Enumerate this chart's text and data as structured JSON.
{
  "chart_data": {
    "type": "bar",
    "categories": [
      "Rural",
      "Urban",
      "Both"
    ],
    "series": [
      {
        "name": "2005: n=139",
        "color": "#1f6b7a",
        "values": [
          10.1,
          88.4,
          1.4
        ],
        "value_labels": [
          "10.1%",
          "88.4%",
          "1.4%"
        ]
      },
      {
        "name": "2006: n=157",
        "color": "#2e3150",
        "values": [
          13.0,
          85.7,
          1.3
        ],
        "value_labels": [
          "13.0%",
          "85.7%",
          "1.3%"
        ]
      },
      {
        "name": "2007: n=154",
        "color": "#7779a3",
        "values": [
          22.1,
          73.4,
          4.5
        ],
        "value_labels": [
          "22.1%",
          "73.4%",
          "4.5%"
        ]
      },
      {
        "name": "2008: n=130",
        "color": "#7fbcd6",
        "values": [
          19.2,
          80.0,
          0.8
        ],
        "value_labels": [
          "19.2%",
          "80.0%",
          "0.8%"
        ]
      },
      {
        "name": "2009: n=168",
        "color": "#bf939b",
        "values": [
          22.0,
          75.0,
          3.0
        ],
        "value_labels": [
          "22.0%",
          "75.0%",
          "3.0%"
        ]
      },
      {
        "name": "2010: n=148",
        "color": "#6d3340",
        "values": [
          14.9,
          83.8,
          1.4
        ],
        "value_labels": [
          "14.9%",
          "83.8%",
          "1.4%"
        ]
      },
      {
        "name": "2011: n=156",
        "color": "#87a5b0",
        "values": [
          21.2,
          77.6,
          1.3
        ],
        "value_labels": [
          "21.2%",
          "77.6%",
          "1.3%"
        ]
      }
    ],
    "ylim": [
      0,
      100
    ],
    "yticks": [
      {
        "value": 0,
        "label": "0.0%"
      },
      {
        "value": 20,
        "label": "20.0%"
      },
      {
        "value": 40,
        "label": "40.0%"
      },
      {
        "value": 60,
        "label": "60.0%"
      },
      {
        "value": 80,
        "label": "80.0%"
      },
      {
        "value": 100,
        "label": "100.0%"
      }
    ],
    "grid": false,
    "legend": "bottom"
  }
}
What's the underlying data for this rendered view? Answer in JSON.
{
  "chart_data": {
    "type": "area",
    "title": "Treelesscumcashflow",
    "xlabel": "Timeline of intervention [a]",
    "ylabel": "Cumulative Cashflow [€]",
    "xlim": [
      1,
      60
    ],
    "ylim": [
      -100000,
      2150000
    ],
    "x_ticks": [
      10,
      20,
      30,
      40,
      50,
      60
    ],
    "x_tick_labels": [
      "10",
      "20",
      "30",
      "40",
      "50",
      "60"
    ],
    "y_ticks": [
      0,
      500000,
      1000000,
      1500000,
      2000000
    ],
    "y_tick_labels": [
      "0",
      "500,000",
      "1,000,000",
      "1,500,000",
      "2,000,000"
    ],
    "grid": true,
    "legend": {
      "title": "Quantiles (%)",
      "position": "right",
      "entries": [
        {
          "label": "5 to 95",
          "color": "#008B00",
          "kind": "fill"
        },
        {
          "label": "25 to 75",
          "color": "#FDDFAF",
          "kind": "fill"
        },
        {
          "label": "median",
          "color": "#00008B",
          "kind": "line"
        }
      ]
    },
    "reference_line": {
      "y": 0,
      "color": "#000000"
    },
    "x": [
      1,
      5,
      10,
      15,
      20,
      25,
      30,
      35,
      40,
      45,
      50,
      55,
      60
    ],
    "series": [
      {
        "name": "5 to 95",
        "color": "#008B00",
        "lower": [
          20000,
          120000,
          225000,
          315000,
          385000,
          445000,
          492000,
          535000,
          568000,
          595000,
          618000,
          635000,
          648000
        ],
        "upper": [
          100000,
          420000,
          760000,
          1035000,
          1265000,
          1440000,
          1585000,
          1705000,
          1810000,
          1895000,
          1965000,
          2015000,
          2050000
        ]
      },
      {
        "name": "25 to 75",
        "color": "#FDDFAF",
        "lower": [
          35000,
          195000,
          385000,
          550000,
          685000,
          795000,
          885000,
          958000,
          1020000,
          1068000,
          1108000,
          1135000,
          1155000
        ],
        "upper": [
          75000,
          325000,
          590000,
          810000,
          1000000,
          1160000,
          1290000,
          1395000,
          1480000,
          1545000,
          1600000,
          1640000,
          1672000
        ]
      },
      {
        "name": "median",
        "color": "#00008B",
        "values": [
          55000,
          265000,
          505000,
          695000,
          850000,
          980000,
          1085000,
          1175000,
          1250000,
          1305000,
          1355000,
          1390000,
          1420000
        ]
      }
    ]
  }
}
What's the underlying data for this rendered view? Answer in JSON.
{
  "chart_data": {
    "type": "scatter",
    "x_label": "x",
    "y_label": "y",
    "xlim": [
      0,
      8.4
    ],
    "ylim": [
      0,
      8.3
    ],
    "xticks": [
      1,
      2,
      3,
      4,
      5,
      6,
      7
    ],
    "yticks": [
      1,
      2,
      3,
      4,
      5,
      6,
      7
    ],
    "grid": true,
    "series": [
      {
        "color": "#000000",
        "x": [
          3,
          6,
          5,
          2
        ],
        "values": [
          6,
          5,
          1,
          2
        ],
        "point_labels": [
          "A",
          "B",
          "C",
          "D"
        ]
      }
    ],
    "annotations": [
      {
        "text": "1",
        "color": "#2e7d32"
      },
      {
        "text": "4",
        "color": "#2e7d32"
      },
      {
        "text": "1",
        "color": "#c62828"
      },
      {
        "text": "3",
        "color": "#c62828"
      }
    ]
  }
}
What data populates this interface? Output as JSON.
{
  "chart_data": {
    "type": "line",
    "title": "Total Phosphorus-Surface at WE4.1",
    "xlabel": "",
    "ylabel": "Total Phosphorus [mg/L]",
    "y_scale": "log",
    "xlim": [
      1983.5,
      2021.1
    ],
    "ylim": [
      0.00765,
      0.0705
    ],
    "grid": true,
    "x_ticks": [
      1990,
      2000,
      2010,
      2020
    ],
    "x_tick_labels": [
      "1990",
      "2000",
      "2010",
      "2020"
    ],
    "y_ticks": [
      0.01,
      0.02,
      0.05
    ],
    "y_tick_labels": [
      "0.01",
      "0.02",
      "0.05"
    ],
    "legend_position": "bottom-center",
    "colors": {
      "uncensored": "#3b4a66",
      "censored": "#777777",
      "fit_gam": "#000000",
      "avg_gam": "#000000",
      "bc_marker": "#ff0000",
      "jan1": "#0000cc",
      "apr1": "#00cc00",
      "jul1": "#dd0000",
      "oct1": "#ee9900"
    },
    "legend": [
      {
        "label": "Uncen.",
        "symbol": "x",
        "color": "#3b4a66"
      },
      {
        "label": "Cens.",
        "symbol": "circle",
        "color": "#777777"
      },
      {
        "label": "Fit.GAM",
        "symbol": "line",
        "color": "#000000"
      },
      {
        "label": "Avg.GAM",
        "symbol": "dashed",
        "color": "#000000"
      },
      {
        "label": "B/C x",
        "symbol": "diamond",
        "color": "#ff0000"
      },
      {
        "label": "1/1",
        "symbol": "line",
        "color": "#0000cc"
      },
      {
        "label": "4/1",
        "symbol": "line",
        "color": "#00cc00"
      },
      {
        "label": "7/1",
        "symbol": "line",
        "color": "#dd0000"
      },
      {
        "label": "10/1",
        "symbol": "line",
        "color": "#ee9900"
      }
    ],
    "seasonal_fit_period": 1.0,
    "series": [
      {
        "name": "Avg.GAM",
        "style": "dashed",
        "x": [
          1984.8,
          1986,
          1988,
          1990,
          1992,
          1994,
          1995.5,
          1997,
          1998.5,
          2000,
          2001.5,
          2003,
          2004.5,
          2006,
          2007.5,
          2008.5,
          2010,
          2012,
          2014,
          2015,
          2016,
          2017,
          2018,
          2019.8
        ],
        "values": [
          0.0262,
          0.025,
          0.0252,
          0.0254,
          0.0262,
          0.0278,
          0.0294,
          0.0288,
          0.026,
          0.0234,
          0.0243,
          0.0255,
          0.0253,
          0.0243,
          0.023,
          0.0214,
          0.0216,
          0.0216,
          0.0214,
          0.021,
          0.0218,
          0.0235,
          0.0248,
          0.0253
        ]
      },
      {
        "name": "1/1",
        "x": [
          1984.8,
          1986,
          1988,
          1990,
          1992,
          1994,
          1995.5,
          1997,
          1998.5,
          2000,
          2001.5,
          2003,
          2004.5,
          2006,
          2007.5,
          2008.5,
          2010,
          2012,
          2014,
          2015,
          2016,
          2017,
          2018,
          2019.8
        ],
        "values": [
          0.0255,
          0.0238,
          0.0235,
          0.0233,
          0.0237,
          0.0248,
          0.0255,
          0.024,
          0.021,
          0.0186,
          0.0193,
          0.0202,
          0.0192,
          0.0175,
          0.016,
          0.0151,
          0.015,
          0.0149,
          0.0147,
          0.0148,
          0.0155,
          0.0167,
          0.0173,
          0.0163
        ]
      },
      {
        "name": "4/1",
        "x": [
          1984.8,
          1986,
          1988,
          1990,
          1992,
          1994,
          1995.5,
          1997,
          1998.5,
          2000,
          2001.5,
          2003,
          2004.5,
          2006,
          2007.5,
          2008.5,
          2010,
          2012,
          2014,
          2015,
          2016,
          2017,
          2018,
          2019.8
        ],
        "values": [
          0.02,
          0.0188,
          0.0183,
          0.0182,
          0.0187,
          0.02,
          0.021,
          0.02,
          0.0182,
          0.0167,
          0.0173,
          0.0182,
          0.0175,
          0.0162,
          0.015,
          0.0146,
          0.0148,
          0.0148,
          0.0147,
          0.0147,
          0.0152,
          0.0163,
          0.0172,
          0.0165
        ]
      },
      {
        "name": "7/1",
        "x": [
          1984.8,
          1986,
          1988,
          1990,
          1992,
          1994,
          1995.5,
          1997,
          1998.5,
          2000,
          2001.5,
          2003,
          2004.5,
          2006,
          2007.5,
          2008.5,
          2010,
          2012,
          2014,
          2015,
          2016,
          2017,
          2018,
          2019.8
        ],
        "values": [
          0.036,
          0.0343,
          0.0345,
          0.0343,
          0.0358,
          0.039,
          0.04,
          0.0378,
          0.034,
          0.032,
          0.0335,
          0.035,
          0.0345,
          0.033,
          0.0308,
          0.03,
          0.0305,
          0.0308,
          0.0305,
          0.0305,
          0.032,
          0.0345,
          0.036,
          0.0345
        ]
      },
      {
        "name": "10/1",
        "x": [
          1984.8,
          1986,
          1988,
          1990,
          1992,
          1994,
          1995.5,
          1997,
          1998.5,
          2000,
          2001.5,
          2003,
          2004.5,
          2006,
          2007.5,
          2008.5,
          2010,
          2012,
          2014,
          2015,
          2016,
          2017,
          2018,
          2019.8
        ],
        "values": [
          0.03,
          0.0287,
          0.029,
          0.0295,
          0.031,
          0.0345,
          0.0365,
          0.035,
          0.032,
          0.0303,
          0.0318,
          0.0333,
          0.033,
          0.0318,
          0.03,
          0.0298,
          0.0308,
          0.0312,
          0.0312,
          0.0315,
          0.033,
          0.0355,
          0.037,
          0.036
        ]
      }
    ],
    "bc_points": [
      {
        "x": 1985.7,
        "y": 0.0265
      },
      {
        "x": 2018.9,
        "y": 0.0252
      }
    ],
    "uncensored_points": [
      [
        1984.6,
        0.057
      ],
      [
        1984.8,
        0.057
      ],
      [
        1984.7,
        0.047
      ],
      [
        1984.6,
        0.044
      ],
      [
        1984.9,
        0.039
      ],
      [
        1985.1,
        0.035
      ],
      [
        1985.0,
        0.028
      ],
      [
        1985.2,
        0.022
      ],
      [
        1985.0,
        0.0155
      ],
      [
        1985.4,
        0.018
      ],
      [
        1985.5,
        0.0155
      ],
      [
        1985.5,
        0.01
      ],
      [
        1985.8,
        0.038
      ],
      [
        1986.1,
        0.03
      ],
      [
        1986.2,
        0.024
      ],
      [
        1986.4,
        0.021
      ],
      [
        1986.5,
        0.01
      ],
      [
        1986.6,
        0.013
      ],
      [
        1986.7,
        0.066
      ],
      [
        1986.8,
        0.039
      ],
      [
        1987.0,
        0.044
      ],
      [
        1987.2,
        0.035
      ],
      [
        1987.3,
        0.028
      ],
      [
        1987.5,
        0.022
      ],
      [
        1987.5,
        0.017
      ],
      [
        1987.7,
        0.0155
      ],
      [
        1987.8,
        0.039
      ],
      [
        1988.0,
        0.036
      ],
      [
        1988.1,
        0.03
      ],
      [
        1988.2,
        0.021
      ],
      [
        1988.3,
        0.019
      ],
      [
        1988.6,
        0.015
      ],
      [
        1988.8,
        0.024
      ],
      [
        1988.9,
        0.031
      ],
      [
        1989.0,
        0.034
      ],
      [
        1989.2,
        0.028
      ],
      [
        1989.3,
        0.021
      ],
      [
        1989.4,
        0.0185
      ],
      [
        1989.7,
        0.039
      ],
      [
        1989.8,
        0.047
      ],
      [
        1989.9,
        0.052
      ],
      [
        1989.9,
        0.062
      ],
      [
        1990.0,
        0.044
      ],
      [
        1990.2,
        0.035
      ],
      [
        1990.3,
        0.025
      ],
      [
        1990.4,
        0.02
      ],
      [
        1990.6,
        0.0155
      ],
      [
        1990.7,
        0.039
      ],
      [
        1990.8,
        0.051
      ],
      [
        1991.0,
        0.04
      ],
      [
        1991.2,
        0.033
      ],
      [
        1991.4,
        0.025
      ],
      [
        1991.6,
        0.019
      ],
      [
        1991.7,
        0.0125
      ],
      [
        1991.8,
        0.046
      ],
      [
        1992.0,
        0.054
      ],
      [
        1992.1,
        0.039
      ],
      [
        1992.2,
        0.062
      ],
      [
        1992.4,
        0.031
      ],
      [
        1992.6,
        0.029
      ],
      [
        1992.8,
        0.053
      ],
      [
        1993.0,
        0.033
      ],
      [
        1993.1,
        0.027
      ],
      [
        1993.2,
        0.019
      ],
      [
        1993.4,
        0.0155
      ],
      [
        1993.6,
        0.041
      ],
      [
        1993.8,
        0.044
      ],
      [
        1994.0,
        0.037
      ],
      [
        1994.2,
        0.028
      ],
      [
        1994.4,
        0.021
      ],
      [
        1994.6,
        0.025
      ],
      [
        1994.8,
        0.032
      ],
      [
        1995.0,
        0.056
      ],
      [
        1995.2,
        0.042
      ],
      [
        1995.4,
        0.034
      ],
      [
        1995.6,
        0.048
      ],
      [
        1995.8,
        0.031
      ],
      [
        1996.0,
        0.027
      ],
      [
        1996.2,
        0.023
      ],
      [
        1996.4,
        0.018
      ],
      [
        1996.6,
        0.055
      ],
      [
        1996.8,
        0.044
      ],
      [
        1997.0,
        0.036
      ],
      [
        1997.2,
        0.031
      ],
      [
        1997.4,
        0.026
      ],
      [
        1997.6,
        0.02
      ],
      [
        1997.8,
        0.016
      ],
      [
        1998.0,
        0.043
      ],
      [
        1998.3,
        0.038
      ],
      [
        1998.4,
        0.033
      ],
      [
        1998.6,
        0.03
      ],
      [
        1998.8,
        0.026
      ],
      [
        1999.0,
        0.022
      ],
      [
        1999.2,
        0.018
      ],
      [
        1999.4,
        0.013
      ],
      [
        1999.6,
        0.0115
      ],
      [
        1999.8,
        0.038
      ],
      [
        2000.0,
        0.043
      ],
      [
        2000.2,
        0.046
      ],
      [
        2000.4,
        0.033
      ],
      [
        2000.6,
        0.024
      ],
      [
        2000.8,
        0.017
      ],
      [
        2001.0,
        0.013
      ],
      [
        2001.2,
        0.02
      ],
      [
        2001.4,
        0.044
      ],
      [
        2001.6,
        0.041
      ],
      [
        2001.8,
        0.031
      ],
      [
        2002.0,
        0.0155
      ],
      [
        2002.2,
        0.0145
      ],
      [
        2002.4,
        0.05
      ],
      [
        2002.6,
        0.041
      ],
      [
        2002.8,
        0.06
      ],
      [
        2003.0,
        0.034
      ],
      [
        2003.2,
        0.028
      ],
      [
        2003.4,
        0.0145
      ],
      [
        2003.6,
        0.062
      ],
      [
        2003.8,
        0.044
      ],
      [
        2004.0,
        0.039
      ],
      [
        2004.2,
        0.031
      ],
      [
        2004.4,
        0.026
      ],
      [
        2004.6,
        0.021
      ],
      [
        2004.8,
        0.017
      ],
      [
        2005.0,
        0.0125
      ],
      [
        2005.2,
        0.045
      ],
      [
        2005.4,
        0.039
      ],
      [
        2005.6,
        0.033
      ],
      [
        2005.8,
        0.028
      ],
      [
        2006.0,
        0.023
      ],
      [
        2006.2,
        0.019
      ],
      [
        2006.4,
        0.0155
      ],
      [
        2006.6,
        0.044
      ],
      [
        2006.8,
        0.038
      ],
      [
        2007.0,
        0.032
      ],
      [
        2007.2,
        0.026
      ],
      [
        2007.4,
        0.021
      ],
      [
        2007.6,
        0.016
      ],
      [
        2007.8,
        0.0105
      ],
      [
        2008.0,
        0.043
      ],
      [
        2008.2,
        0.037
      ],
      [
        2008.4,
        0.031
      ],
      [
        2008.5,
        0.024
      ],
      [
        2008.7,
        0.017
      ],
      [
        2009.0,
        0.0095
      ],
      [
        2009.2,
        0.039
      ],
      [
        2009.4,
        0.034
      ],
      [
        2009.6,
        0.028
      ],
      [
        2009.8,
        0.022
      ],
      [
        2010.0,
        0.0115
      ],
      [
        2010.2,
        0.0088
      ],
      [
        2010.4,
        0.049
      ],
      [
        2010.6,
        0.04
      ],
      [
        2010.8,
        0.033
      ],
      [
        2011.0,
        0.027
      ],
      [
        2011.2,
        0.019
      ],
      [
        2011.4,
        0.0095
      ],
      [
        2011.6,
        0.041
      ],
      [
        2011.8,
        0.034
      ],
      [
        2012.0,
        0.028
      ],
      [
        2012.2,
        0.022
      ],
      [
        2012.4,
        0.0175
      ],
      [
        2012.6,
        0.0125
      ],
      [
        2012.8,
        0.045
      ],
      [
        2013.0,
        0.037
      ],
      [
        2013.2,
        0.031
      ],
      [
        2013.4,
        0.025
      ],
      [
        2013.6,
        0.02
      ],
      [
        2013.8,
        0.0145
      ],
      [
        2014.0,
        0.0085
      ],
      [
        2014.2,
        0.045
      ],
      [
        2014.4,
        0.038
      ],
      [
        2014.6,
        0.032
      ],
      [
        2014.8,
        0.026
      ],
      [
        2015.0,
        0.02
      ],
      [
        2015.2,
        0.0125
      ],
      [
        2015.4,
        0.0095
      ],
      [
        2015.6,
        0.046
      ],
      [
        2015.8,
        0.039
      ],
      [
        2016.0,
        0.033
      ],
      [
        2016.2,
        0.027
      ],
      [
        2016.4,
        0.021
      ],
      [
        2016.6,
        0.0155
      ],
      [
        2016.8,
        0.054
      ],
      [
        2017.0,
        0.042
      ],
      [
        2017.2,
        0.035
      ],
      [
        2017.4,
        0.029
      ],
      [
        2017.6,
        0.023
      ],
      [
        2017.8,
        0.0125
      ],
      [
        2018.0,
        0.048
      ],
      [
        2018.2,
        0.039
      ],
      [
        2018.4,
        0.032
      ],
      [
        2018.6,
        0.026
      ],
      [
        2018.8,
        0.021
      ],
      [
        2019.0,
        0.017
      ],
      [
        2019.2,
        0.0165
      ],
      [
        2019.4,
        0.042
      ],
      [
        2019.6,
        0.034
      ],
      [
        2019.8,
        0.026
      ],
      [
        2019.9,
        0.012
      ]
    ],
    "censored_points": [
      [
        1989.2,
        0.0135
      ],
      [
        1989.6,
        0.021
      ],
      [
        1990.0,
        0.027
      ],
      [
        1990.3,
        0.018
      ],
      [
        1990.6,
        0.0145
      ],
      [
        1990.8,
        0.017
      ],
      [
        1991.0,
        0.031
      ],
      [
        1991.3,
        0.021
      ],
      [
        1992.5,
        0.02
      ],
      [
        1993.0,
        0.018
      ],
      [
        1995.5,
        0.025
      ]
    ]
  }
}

* **Aim of the task**: Go over the records above line by line and count those holding the word "JSON". Reply only with the number.

* **Answer to the task**: 4